Record excerpts ::
-=-=-=-=-
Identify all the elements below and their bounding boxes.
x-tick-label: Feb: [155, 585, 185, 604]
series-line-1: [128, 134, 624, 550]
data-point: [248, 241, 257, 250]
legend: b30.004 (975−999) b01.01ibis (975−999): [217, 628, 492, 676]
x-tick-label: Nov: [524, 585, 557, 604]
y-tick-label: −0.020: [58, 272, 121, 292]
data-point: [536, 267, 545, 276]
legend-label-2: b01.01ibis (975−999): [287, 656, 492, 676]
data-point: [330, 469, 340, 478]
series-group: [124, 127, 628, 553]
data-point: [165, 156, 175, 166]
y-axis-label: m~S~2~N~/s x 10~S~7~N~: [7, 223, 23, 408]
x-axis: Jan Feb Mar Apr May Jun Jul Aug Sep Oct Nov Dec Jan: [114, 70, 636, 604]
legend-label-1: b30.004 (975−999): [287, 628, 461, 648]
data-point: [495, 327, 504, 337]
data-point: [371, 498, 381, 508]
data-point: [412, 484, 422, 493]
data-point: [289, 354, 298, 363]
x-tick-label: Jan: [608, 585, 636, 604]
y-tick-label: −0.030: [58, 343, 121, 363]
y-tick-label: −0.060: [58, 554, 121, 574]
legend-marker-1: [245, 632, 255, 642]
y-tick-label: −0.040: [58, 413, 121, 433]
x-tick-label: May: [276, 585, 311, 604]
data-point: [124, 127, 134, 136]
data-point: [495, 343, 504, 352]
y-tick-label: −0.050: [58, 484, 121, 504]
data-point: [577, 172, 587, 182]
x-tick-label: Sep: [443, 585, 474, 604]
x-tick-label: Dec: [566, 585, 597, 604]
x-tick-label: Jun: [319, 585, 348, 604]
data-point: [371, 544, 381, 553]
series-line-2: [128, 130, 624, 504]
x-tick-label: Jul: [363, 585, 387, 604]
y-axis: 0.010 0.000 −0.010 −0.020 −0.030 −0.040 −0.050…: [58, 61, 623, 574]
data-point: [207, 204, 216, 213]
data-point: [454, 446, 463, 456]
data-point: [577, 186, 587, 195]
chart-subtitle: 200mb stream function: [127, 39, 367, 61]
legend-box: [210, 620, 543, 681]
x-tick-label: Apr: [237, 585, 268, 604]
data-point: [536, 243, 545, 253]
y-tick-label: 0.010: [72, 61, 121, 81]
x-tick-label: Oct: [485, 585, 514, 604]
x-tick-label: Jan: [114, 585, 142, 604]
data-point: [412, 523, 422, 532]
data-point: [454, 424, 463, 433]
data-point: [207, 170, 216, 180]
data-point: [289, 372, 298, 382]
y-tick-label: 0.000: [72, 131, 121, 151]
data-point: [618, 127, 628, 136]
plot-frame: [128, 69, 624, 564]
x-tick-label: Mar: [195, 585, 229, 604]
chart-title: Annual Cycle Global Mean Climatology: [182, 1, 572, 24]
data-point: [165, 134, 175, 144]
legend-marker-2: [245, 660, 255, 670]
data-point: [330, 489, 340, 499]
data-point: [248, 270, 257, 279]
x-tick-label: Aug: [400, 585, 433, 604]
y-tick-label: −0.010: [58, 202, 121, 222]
-=-=-=-=-
Aim ::
Reproduce every line of the records above, character for character, in the order given.

Exercise answer ::
Identify all the elements below and their bounding boxes.
x-tick-label: Feb: [155, 585, 185, 604]
series-line-1: [128, 134, 624, 550]
data-point: [248, 241, 257, 250]
legend: b30.004 (975−999) b01.01ibis (975−999): [217, 628, 492, 676]
x-tick-label: Nov: [524, 585, 557, 604]
y-tick-label: −0.020: [58, 272, 121, 292]
data-point: [536, 267, 545, 276]
legend-label-2: b01.01ibis (975−999): [287, 656, 492, 676]
data-point: [330, 469, 340, 478]
series-group: [124, 127, 628, 553]
data-point: [165, 156, 175, 166]
y-axis-label: m~S~2~N~/s x 10~S~7~N~: [7, 223, 23, 408]
x-axis: Jan Feb Mar Apr May Jun Jul Aug Sep Oct Nov Dec Jan: [114, 70, 636, 604]
legend-label-1: b30.004 (975−999): [287, 628, 461, 648]
data-point: [495, 327, 504, 337]
data-point: [371, 498, 381, 508]
data-point: [412, 484, 422, 493]
data-point: [289, 354, 298, 363]
x-tick-label: Jan: [608, 585, 636, 604]
y-tick-label: −0.030: [58, 343, 121, 363]
y-tick-label: −0.060: [58, 554, 121, 574]
legend-marker-1: [245, 632, 255, 642]
y-tick-label: −0.040: [58, 413, 121, 433]
x-tick-label: May: [276, 585, 311, 604]
data-point: [124, 127, 134, 136]
data-point: [495, 343, 504, 352]
y-tick-label: −0.050: [58, 484, 121, 504]
data-point: [577, 172, 587, 182]
x-tick-label: Sep: [443, 585, 474, 604]
x-tick-label: Dec: [566, 585, 597, 604]
x-tick-label: Jun: [319, 585, 348, 604]
data-point: [371, 544, 381, 553]
series-line-2: [128, 130, 624, 504]
x-tick-label: Jul: [363, 585, 387, 604]
y-axis: 0.010 0.000 −0.010 −0.020 −0.030 −0.040 −0.050…: [58, 61, 623, 574]
data-point: [207, 204, 216, 213]
data-point: [454, 446, 463, 456]
data-point: [577, 186, 587, 195]
chart-subtitle: 200mb stream function: [127, 39, 367, 61]
legend-box: [210, 620, 543, 681]
x-tick-label: Apr: [237, 585, 268, 604]
data-point: [536, 243, 545, 253]
y-tick-label: 0.010: [72, 61, 121, 81]
x-tick-label: Oct: [485, 585, 514, 604]
x-tick-label: Jan: [114, 585, 142, 604]
data-point: [412, 523, 422, 532]
data-point: [454, 424, 463, 433]
data-point: [207, 170, 216, 180]
data-point: [289, 372, 298, 382]
y-tick-label: 0.000: [72, 131, 121, 151]
data-point: [618, 127, 628, 136]
plot-frame: [128, 69, 624, 564]
x-tick-label: Mar: [195, 585, 229, 604]
chart-title: Annual Cycle Global Mean Climatology: [182, 1, 572, 24]
data-point: [165, 134, 175, 144]
legend-marker-2: [245, 660, 255, 670]
data-point: [330, 489, 340, 499]
data-point: [248, 270, 257, 279]
x-tick-label: Aug: [400, 585, 433, 604]
y-tick-label: −0.010: [58, 202, 121, 222]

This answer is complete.